* **EXERCISE**
Transcribe the lines below exactly, beginning with the line that holds "Extract all readable text from this page." and ending with the final line, both included. Pictures are to be left out.

* start DATA ROWS *

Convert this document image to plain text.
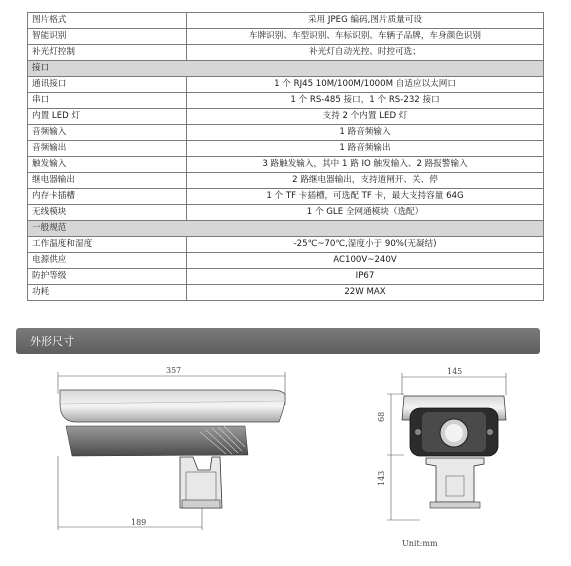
图片格式	采用 JPEG 编码,图片质量可设
智能识别	车牌识别、车型识别、车标识别、车辆子品牌，车身颜色识别
补光灯控制	补光灯自动光控、时控可选；
接口	
通讯接口	1 个 RJ45 10M/100M/1000M 自适应以太网口
串口	1 个 RS-485 接口，1 个 RS-232 接口
内置 LED 灯	支持 2 个内置 LED 灯
音频输入	1 路音频输入
音频输出	1 路音频输出
触发输入	3 路触发输入，其中 1 路 IO 触发输入、2 路报警输入
继电器输出	2 路继电器输出，支持道闸开、关、停
内存卡插槽	1 个 TF 卡插槽，可选配 TF 卡，最大支持容量 64G
无线模块	1 个 GLE 全网通模块（选配）
一般规范	
工作温度和湿度	-25℃~70℃,湿度小于 90%(无凝结)
电源供应	AC100V~240V
防护等级	IP67
功耗	22W MAX
外形尺寸
357
189
145
68
143
Unit:mm
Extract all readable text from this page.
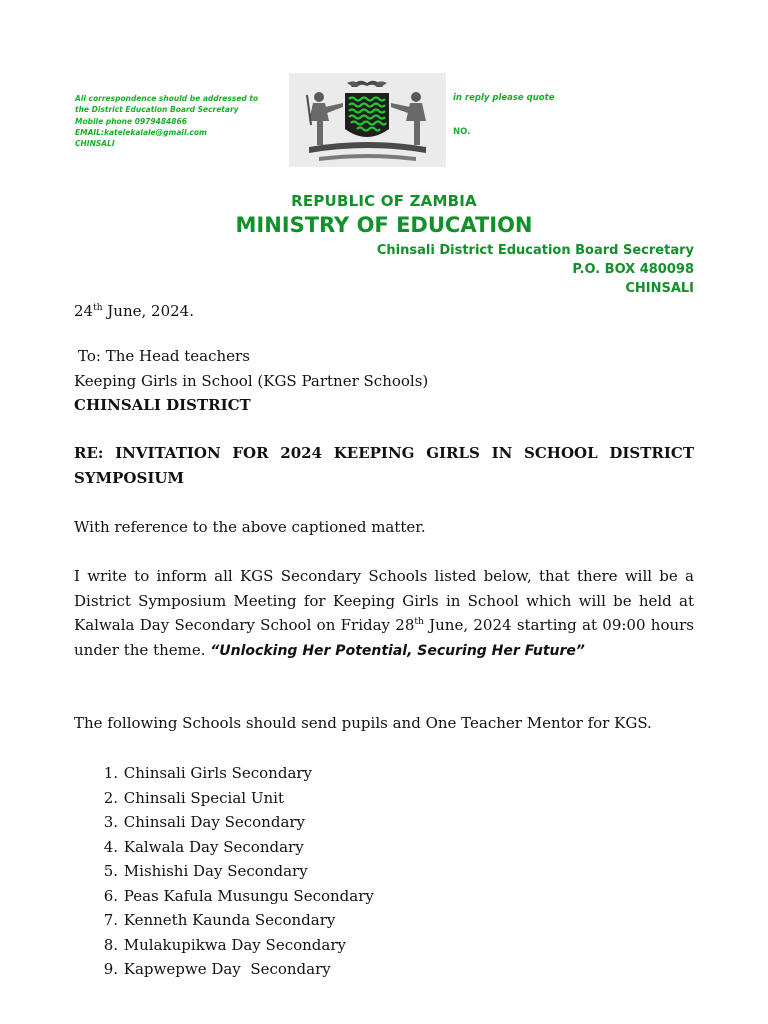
All correspondence should be addressed to
the District Education Board Secretary
Mobile phone 0979484866
EMAIL:katelekalale@gmail.com
CHINSALI
in reply please quote
NO.
REPUBLIC OF ZAMBIA
MINISTRY OF EDUCATION
Chinsali District Education Board Secretary
P.O. BOX 480098
CHINSALI
24th June, 2024.
To: The Head teachers
Keeping Girls in School (KGS Partner Schools)
CHINSALI DISTRICT
RE: INVITATION FOR 2024 KEEPING GIRLS IN SCHOOL DISTRICT SYMPOSIUM
With reference to the above captioned matter.
I write to inform all KGS Secondary Schools listed below, that there will be a District Symposium Meeting for Keeping Girls in School which will be held at Kalwala Day Secondary School on Friday 28th June, 2024 starting at 09:00 hours under the theme. “Unlocking Her Potential, Securing Her Future”
The following Schools should send pupils and One Teacher Mentor for KGS.
1. Chinsali Girls Secondary
2. Chinsali Special Unit
3. Chinsali Day Secondary
4. Kalwala Day Secondary
5. Mishishi Day Secondary
6. Peas Kafula Musungu Secondary
7. Kenneth Kaunda Secondary
8. Mulakupikwa Day Secondary
9. Kapwepwe Day  Secondary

* end DATA ROWS *

* **SOLUTION FOR THIS PROBLEM**
Extract all readable text from this page.
All correspondence should be addressed to
the District Education Board Secretary
Mobile phone 0979484866
EMAIL:katelekalale@gmail.com
CHINSALI
in reply please quote
NO.
REPUBLIC OF ZAMBIA
MINISTRY OF EDUCATION
Chinsali District Education Board Secretary
P.O. BOX 480098
CHINSALI
24th June, 2024.
To: The Head teachers
Keeping Girls in School (KGS Partner Schools)
CHINSALI DISTRICT
RE: INVITATION FOR 2024 KEEPING GIRLS IN SCHOOL DISTRICT SYMPOSIUM
With reference to the above captioned matter.
I write to inform all KGS Secondary Schools listed below, that there will be a District Symposium Meeting for Keeping Girls in School which will be held at Kalwala Day Secondary School on Friday 28th June, 2024 starting at 09:00 hours under the theme. “Unlocking Her Potential, Securing Her Future”
The following Schools should send pupils and One Teacher Mentor for KGS.
1. Chinsali Girls Secondary
2. Chinsali Special Unit
3. Chinsali Day Secondary
4. Kalwala Day Secondary
5. Mishishi Day Secondary
6. Peas Kafula Musungu Secondary
7. Kenneth Kaunda Secondary
8. Mulakupikwa Day Secondary
9. Kapwepwe Day  Secondary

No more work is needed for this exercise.